# [Set task]
Write out each line in which the string "местного" is present.

========

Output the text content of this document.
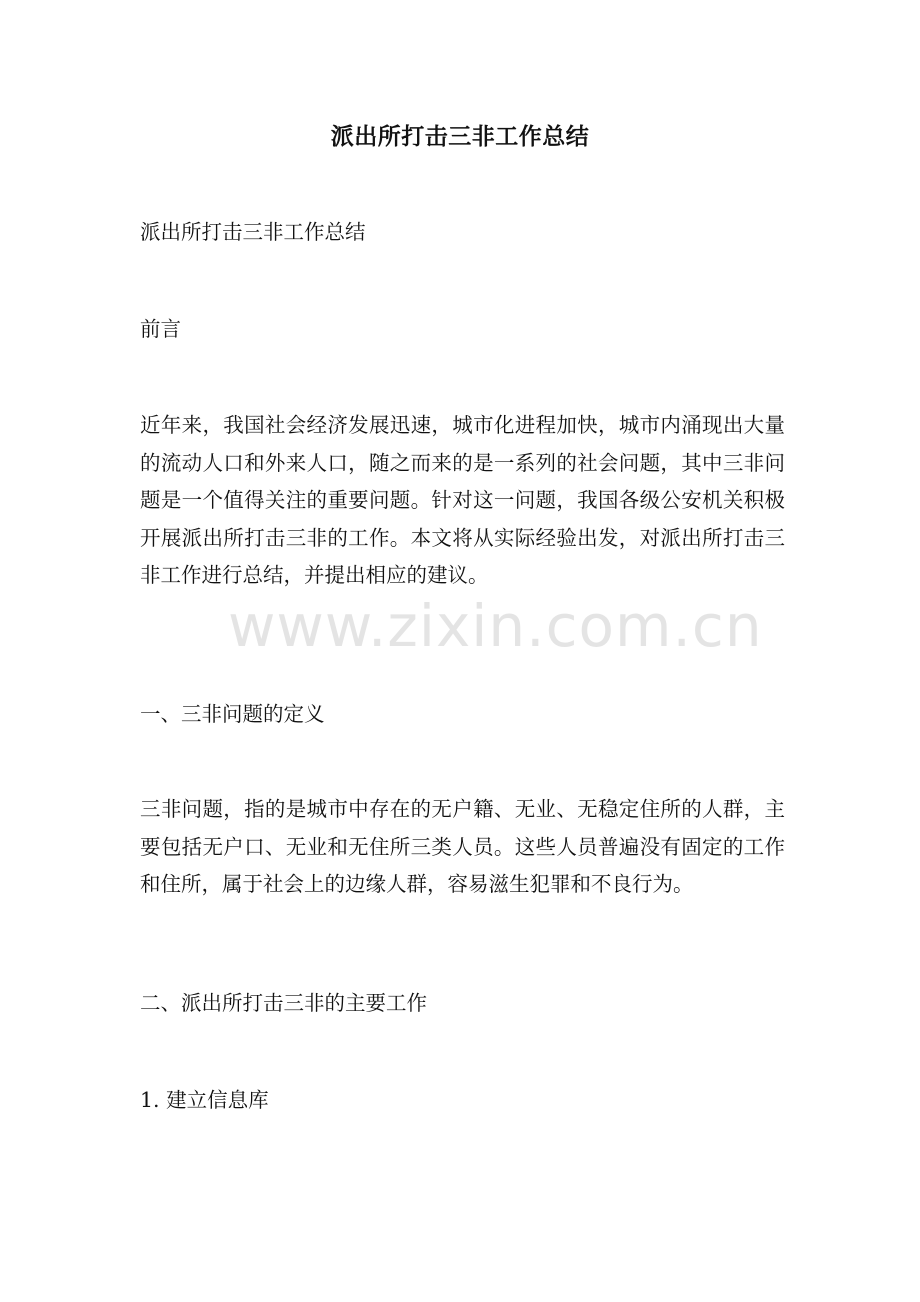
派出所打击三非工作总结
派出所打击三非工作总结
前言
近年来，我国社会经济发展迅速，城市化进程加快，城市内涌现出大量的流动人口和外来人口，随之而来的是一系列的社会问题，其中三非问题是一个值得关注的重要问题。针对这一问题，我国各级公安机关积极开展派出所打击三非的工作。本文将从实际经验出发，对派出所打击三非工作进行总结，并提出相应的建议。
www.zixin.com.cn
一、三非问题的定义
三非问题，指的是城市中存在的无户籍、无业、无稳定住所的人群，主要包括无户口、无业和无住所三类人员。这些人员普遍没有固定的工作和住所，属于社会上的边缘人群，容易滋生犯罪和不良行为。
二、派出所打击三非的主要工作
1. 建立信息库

========

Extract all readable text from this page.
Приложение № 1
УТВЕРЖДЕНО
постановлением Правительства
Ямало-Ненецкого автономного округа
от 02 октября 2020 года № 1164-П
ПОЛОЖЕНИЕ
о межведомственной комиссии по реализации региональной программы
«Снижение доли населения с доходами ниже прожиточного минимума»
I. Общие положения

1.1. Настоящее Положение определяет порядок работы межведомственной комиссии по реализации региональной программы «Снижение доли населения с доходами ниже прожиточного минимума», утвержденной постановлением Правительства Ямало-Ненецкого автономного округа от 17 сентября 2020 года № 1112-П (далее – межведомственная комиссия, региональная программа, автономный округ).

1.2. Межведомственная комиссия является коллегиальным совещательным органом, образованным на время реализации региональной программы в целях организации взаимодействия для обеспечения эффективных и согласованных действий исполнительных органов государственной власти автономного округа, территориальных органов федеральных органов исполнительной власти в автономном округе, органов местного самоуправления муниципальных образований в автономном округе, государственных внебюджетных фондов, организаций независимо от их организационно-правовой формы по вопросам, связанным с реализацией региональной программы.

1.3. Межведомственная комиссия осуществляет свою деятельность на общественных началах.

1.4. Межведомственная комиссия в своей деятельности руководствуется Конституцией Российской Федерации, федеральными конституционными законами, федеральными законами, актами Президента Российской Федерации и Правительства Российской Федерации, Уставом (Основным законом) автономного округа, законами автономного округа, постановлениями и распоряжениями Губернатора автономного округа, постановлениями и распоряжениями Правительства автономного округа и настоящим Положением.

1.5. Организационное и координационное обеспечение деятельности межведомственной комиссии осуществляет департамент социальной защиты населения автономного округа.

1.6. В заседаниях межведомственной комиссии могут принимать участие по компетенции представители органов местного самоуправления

========

# [Correct output]
1.2. Межведомственная комиссия является коллегиальным совещательным органом, образованным на время реализации региональной программы в целях организации взаимодействия для обеспечения эффективных и согласованных действий исполнительных органов государственной власти автономного округа, территориальных органов федеральных органов исполнительной власти в автономном округе, органов местного самоуправления муниципальных образований в автономном округе, государственных внебюджетных фондов, организаций независимо от их организационно-правовой формы по вопросам, связанным с реализацией региональной программы.
1.6. В заседаниях межведомственной комиссии могут принимать участие по компетенции представители органов местного самоуправления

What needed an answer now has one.